*CONSIGNE*
Recopiez toutes les entrées en changeant chaque « Desktop » en « Bureau », sans toucher au reste. Laissez les images de côté.

►

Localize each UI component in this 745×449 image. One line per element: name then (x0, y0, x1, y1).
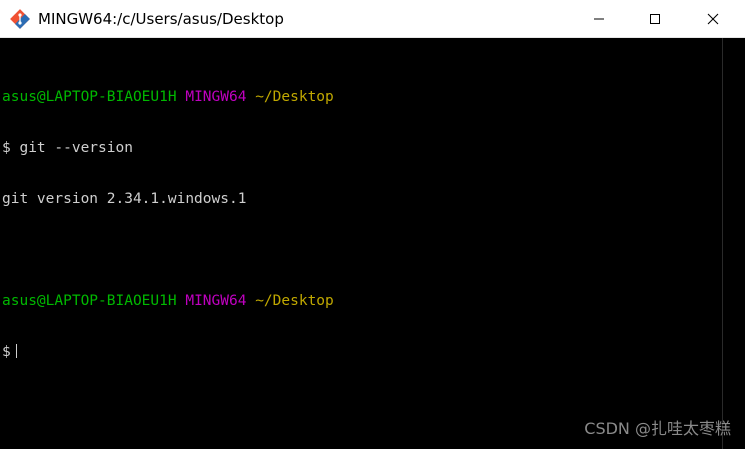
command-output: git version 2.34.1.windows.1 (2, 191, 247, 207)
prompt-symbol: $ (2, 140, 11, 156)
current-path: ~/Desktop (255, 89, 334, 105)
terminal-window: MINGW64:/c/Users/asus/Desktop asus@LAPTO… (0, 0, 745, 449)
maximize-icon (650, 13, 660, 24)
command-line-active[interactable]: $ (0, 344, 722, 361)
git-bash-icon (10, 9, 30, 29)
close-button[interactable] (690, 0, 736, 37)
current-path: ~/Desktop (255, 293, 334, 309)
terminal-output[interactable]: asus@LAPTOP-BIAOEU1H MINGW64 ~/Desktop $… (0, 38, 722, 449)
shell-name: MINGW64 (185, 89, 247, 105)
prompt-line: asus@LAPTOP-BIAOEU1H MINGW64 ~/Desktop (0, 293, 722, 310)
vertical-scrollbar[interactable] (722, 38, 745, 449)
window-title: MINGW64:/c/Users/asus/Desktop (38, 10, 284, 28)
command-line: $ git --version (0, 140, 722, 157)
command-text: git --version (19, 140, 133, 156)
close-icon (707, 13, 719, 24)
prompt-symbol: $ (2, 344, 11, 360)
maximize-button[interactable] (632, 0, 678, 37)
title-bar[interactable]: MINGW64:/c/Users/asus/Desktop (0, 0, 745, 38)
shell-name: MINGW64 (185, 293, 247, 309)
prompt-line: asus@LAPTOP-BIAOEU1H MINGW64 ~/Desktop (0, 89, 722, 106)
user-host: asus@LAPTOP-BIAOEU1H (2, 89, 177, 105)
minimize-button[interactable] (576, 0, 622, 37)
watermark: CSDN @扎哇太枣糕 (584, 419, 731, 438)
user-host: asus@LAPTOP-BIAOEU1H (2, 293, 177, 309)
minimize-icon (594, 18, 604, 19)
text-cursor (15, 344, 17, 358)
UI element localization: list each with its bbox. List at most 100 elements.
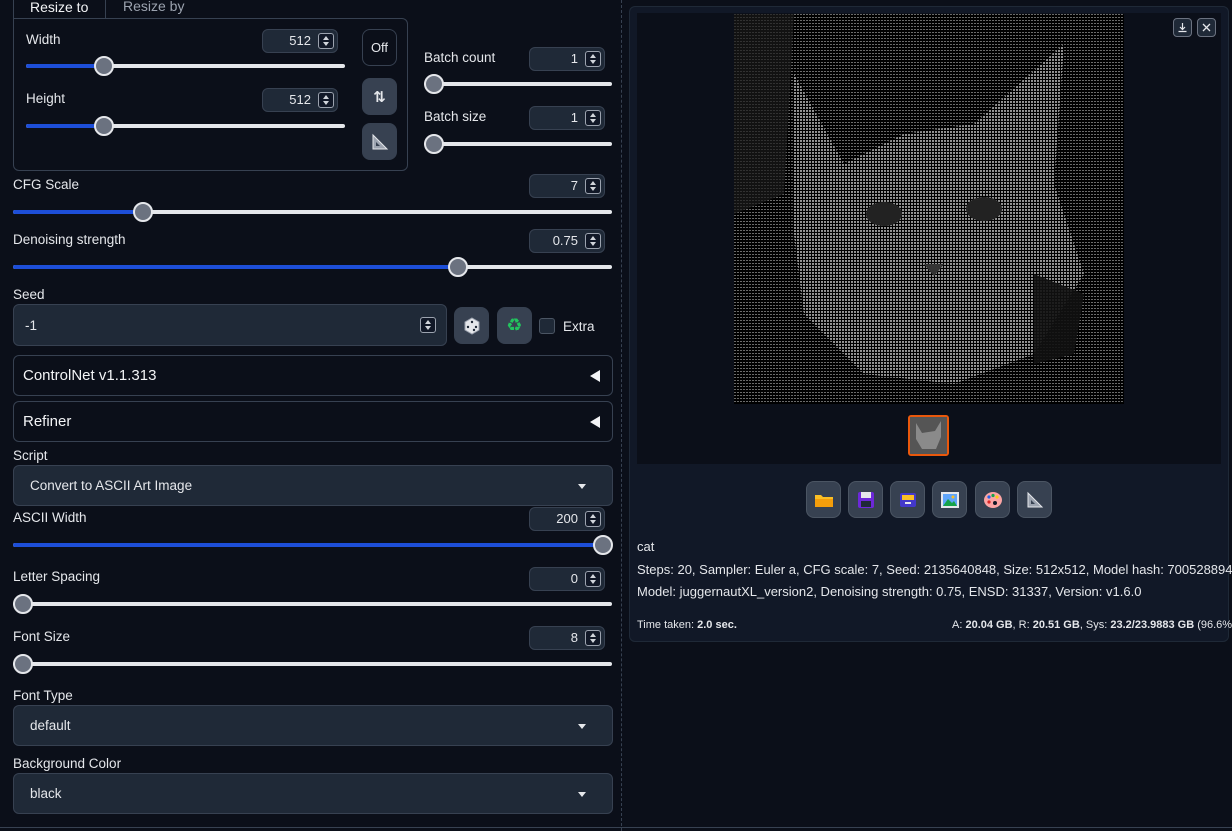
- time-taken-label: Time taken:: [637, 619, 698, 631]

◄

*RÉSULTAT CI-DESSOUS*
Localize each UI component in this 745×449 image. One line per element: name then (x0, y0, x1, y1).
command-output: git version 2.34.1.windows.1 (2, 191, 247, 207)
prompt-symbol: $ (2, 140, 11, 156)
current-path: ~/Bureau (255, 89, 334, 105)
terminal-window: MINGW64:/c/Users/asus/Bureau asus@LAPTO… (0, 0, 745, 449)
maximize-icon (650, 13, 660, 24)
command-line-active[interactable]: $ (0, 344, 722, 361)
git-bash-icon (10, 9, 30, 29)
close-button[interactable] (690, 0, 736, 37)
current-path: ~/Bureau (255, 293, 334, 309)
terminal-output[interactable]: asus@LAPTOP-BIAOEU1H MINGW64 ~/Bureau $… (0, 38, 722, 449)
shell-name: MINGW64 (185, 89, 247, 105)
prompt-line: asus@LAPTOP-BIAOEU1H MINGW64 ~/Bureau (0, 293, 722, 310)
vertical-scrollbar[interactable] (722, 38, 745, 449)
window-title: MINGW64:/c/Users/asus/Bureau (38, 10, 284, 28)
command-line: $ git --version (0, 140, 722, 157)
command-text: git --version (19, 140, 133, 156)
close-icon (707, 13, 719, 24)
prompt-symbol: $ (2, 344, 11, 360)
maximize-button[interactable] (632, 0, 678, 37)
title-bar[interactable]: MINGW64:/c/Users/asus/Bureau (0, 0, 745, 38)
shell-name: MINGW64 (185, 293, 247, 309)
prompt-line: asus@LAPTOP-BIAOEU1H MINGW64 ~/Bureau (0, 89, 722, 106)
user-host: asus@LAPTOP-BIAOEU1H (2, 89, 177, 105)
minimize-button[interactable] (576, 0, 622, 37)
watermark: CSDN @扎哇太枣糕 (584, 419, 731, 438)
user-host: asus@LAPTOP-BIAOEU1H (2, 293, 177, 309)
minimize-icon (594, 18, 604, 19)
text-cursor (15, 344, 17, 358)
UI element localization: list each with its bbox. List at most 100 elements.
- time-taken-label: Time taken:: [637, 619, 698, 631]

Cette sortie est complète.